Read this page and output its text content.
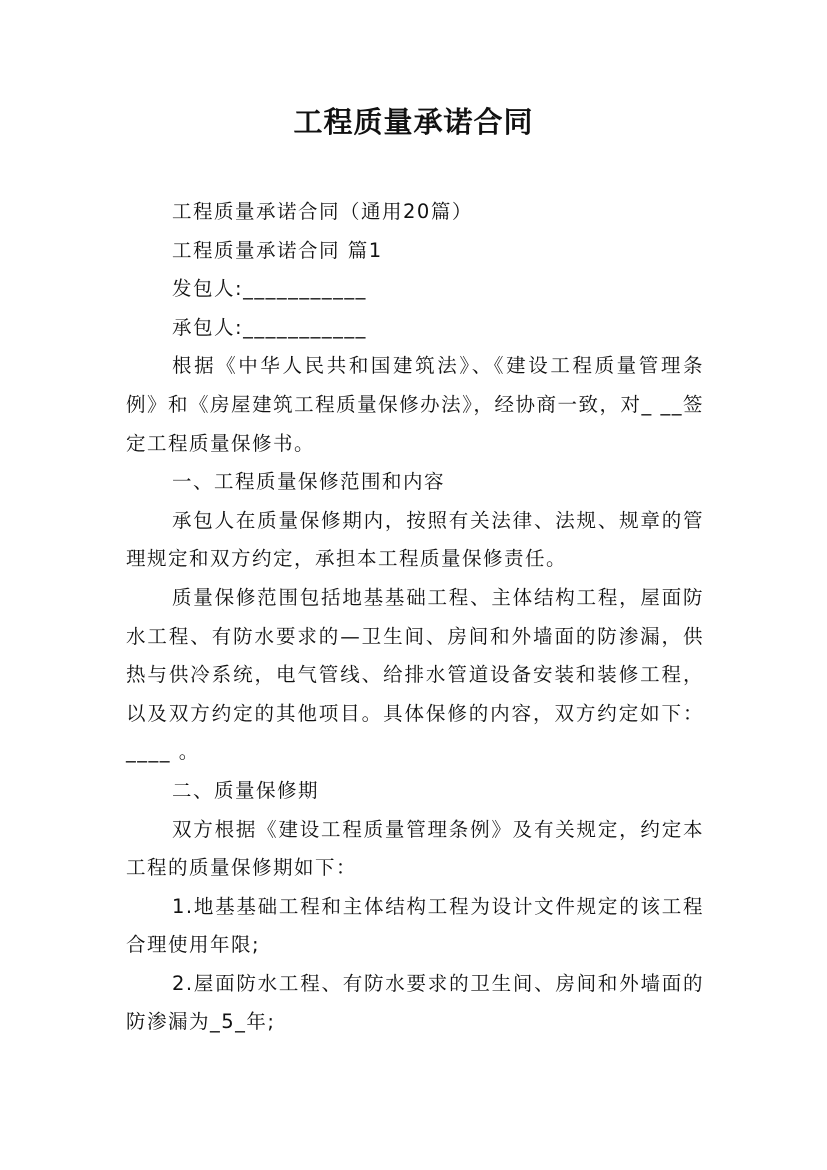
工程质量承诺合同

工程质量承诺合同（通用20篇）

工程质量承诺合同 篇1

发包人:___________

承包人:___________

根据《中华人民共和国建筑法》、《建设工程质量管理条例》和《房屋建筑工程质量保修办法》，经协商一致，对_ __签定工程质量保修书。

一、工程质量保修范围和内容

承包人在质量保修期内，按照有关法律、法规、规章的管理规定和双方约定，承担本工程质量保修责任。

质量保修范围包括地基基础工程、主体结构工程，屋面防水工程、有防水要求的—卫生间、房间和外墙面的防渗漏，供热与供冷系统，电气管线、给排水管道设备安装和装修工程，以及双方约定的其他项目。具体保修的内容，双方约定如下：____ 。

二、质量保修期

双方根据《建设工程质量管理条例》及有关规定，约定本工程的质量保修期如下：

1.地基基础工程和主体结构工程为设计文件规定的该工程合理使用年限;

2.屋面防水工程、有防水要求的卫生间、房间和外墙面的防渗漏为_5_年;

■ ■ ■ ■ ■ ■ ■

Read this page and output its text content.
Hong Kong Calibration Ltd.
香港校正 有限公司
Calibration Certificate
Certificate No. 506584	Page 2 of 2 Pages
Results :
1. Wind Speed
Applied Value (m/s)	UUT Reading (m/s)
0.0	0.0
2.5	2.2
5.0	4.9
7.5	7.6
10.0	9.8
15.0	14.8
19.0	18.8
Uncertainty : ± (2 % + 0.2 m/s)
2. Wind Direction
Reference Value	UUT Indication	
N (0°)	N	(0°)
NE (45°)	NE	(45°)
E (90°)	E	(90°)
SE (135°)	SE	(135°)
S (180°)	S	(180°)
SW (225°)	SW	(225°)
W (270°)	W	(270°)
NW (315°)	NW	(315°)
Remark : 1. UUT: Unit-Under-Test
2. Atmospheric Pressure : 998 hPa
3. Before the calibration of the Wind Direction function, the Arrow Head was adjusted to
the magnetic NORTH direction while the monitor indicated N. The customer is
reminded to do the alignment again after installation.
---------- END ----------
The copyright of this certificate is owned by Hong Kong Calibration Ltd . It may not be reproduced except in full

■ ■ ■ ■ ■ ■ ■

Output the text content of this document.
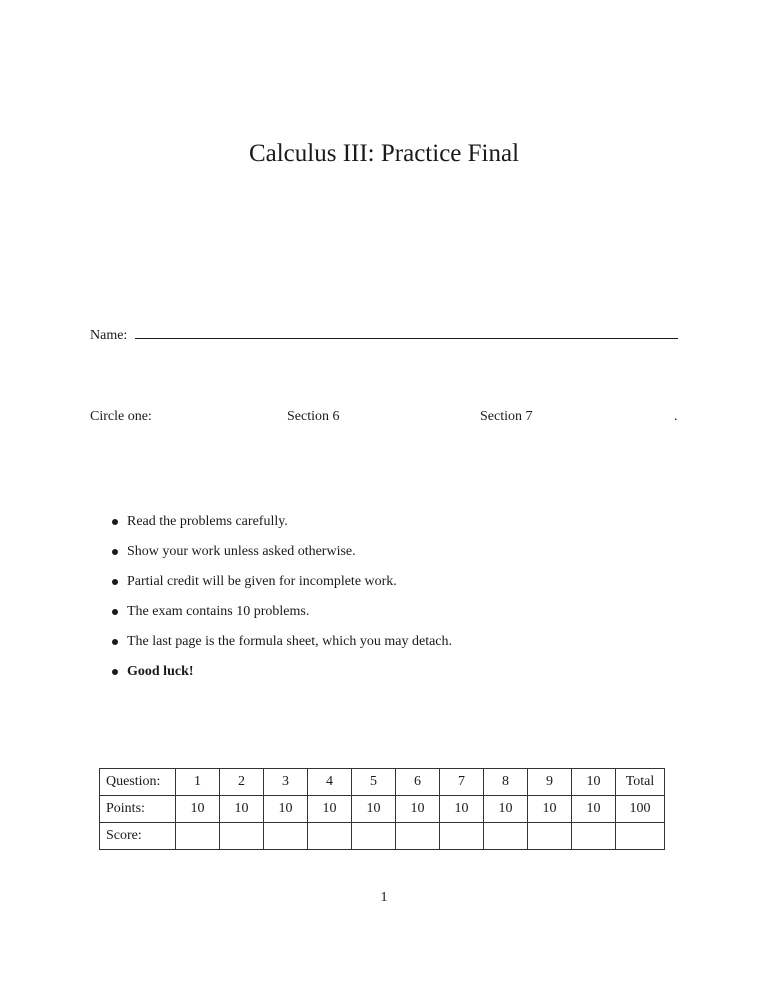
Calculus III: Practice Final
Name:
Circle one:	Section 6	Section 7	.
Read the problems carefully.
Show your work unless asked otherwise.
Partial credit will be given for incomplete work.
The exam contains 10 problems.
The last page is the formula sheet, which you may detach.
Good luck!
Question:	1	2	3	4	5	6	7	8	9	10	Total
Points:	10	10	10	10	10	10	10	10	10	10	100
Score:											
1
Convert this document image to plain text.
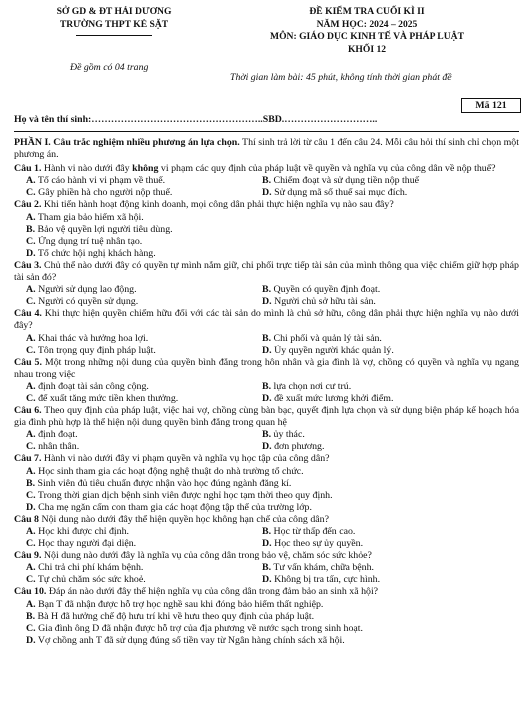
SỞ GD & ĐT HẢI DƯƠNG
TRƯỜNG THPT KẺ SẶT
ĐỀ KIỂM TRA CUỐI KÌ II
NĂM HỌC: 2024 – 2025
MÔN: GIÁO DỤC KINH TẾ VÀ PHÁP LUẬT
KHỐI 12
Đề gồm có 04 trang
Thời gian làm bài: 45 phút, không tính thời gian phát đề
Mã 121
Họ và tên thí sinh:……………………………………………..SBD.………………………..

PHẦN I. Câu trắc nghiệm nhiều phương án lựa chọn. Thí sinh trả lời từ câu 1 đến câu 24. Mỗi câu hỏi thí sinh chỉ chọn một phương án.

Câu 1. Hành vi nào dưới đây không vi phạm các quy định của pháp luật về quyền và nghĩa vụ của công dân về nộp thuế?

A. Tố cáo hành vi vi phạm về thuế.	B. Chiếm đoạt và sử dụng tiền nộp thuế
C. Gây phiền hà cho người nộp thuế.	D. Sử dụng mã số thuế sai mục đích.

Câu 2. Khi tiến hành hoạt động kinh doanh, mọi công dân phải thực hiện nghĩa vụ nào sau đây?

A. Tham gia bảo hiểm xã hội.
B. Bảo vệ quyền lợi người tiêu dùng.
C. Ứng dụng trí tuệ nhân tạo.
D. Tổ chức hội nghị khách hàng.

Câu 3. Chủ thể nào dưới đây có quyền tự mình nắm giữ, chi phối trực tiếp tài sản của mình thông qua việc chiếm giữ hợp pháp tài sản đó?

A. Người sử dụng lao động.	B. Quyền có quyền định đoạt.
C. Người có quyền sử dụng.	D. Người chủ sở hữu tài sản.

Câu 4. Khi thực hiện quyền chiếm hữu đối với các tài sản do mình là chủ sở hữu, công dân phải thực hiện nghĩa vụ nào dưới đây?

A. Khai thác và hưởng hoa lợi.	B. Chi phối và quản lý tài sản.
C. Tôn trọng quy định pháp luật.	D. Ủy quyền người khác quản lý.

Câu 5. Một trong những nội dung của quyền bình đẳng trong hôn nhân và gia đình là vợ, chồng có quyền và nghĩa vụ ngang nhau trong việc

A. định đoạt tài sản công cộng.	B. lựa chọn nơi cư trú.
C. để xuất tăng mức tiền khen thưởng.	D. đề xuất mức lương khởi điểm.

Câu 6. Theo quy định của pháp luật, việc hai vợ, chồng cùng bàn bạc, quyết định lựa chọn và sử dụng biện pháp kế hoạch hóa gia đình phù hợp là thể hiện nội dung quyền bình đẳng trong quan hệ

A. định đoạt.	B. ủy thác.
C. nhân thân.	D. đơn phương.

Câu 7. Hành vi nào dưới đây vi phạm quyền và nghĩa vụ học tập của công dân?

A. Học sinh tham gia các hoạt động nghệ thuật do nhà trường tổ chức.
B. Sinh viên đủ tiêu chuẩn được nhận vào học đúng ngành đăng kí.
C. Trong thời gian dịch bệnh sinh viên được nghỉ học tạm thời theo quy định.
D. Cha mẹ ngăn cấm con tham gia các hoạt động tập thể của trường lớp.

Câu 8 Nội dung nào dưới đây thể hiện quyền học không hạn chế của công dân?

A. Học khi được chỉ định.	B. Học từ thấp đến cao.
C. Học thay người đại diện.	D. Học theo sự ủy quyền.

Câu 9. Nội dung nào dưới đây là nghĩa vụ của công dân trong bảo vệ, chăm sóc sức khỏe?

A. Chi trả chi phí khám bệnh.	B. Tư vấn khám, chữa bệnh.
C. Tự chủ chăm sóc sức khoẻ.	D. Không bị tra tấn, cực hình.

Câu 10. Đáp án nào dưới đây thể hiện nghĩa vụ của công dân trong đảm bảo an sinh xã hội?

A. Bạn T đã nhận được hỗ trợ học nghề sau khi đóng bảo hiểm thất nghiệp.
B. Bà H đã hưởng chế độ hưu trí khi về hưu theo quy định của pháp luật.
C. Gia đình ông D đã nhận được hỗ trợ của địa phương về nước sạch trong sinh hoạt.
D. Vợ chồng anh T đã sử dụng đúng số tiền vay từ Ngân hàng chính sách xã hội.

■ ■ ■ ■ ■ ■ ■

Objective: Indicate how many lines of the material contain the string "thác", giving the number and nothing more.

Solution below: 2